### Stated goal
Find every line with the word "activities". Copy those lines.

Saved data entries

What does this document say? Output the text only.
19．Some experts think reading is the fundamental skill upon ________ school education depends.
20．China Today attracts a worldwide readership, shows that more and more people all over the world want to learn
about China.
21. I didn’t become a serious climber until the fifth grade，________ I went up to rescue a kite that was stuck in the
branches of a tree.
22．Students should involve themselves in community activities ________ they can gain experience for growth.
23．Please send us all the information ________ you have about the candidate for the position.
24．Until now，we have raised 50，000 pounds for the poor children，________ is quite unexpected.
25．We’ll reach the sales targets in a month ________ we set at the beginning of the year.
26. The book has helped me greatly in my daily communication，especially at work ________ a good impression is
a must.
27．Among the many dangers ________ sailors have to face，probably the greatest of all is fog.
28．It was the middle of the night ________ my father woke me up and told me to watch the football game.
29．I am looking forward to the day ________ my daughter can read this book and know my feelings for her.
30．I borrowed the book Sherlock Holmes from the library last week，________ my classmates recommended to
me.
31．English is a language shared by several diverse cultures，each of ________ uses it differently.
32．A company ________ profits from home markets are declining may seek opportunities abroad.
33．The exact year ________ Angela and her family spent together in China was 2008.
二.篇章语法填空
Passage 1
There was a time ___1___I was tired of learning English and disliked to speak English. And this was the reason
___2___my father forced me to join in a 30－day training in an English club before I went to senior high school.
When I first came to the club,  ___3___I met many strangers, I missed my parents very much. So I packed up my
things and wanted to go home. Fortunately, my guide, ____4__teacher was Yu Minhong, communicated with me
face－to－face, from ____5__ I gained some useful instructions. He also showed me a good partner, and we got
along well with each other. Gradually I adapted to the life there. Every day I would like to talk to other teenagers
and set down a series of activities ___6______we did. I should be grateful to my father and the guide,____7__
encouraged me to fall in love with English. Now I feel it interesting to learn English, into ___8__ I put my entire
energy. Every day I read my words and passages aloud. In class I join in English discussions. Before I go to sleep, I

### Problem solution
22．Students should involve themselves in community activities ________ they can gain experience for growth.
and set down a series of activities ___6______we did. I should be grateful to my father and the guide,____7__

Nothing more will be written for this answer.